| Explore the material |
1. Decide whether each statement agrees with the DigitalWell™ description. For each, answer yes or no and quote the words of the description that decide it. (a) DigitalWell™ delivers digital media over IP-based networks. (b) The Storage Resource Broker comes from MIT. (c) ResearchChannel gave a demonstration at Supercomputing 2005.
2. According to the DigitalWell™ description, why is DigitalWell™ suited for use by the entire K–20 community? Answer in one to three sentences.
3. Continue the DigitalWell™ description, beginning after its final sentence.

| Extract |
------------
DigitalWell™
DigitalWell™ is a grid-enabled asset management system that provides an easy way to acquire, collect, classify, store and deliver large collections of digital media over IP-based networks.
Media assets are too often created and collected by disparate organizations and departments both within and among institutions. As a result, many broadcast stations, colleges, schools and departments have a difficult time retaining and sharing digital resources in a way that is flexible and enables repurposing of resources for research over the long term.
DigitalWell™ addresses these problems by streamlining and simplifying the acquisition, aggregation, cataloging, storage, discovery and delivery processes associated with managing digital content. In particular, DigitalWell™ enables access to high-quality, high-definition video and audio assets via next generation IP networks.
As a digital library, DigitalWell™ provides an ideal infrastructure for meeting the demands of supporting large digital media collections in concert with large numbers of media administrators and consumers. Thus, DigitalWell™ is suited for use by the entire K–20 community for teaching, learning and research.
In the broadcast world, DigitalWell™ automates the capture of production-quality digital assets for post-production work and subsequent transcoding for on-demand access. Digital programming and associated metadata are maintained in scalable, tiered storage systems and are tightly integrated with a station’s broadcast traffic system.
Federation/Access Enablers
DigitalWell™ is interoperable with other leading digital library systems and data grids based on San Diego Supercomputing Center’s Storage Resource Broker. SRB is best-described as a federation and access enabler for data grids. SRB provides an abstraction layer that virtualizes back-end storage architecture and simplifies metadata mapping across content management systems. At Supercomputing 2005, ResearchChannel demonstrated a collaborative high-definition video capture and editing environment that included international sites connected via SRB technology over next-generation networks. Other mainstream digital library systems incorporating SRB include MIT’s D-Space and Cornell’s Fedora.
------------
| Record extracts |
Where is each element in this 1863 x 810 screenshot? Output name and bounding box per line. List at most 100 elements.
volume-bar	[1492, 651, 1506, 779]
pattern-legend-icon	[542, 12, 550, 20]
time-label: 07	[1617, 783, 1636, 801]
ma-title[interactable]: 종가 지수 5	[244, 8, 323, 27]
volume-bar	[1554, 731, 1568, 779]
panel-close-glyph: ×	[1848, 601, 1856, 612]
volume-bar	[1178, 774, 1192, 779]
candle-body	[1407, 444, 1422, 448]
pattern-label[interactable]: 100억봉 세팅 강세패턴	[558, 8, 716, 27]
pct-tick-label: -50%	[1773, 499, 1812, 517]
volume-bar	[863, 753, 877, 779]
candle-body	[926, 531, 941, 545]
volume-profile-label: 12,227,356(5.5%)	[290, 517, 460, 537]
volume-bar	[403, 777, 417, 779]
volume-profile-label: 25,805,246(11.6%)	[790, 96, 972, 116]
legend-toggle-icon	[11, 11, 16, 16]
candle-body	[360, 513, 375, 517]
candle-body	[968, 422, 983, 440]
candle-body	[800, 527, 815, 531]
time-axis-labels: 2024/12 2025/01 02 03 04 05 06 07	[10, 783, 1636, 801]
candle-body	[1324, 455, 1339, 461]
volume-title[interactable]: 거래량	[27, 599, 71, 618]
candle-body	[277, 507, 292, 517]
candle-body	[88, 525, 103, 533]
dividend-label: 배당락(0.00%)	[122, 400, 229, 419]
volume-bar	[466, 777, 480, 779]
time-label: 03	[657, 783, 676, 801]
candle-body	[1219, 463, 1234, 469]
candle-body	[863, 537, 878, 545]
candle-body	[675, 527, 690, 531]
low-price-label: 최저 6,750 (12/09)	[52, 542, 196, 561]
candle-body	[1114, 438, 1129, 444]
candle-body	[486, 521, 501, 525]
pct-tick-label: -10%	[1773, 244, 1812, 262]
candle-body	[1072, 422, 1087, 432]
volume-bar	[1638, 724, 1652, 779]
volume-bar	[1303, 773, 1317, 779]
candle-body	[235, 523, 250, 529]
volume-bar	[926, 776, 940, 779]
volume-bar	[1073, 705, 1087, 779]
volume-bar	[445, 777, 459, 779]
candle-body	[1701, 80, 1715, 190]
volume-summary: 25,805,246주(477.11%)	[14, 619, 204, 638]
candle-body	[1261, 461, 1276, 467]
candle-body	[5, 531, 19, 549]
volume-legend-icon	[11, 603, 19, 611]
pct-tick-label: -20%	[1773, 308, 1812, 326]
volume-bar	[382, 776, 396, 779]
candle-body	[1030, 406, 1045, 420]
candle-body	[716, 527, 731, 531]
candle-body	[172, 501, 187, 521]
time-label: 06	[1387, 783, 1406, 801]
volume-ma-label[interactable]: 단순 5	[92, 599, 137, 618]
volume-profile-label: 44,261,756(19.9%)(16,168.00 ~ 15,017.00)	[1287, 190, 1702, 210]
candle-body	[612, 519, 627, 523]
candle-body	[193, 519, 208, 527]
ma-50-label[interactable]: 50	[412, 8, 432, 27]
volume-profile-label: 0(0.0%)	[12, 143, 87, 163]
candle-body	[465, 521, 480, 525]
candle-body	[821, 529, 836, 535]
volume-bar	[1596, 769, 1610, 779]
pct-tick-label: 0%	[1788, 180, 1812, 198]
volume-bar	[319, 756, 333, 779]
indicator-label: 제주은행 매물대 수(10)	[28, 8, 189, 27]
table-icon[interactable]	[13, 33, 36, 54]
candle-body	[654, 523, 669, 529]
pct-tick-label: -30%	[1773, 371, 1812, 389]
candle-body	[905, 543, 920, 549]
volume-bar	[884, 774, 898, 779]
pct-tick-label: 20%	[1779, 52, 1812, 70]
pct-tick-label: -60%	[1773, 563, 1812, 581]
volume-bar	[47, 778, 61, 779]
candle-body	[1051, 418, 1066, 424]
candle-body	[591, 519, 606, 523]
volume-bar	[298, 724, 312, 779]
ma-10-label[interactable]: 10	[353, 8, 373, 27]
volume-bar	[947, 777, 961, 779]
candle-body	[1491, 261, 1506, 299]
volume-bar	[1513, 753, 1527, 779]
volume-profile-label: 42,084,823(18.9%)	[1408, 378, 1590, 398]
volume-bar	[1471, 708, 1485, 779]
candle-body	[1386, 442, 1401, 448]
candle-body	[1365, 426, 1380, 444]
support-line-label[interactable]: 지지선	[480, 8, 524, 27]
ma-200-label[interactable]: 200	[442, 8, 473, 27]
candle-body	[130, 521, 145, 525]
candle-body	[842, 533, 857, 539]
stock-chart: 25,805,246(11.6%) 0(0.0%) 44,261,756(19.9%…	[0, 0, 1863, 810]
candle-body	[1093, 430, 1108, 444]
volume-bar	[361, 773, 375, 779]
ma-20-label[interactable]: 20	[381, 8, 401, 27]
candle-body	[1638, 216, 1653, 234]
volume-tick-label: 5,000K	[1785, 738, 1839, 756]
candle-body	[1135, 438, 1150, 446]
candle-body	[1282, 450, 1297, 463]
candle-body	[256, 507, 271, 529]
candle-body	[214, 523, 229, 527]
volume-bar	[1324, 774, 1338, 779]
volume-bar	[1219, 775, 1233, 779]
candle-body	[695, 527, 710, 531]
------------
| Responses per task |
1. (a) Yes: "deliver large collections of digital media over IP-based networks". (b) No: "San Diego Supercomputing Center’s Storage Resource Broker". (c) Yes: "At Supercomputing 2005, ResearchChannel demonstrated a collaborative high-definition video capture and editing environment".

2. As a digital library, DigitalWell™ provides an ideal infrastructure for supporting large digital media collections. It also serves large numbers of media administrators and consumers. That makes it suited to the entire K–20 community for teaching, learning and research.

3.
Because DigitalWell™ is content format agnostic, it supports a wide range of digital media types, including documents, photos, audio, video and raw research data sets. DigitalWell™ on-demand streaming services support industry-standard media formats (e.g., Windows Media, Real, QuickTime, MPEG2, MPEG4, HDCAM) at bitrates and resolutions ranging from dail-up modem speeds to studio-quality uncompressed high-definition audio and video.
DigitalWell™ includes an easy-to-use Web services-based programming interface for developing new research applications and teaching tools. WebISO authentication and integrated access control mechanisms ensure secure operational channels between digital assets and associated applications. An RSS conduit provides a means for sharing content and metadata with other repositories and program distribution systems. DigitalWell™’s scalable federated architecture seamlessly interconnects media collections to disparate networked communities.
Collections
While continuing to expand its broadcast program library in DigitalWell™, ResearchChannel is also adding new collections, including content from collaboration partners such Microsoft Research.
Open Source
ResearchChannel recently announced plans for DigitalWell™ to be made open source in early 2006. With the completion of a planning phase for this initiative, ResearchChannel is meeting with a participating group of trusted partners at the Spring Internet2 2006 conference.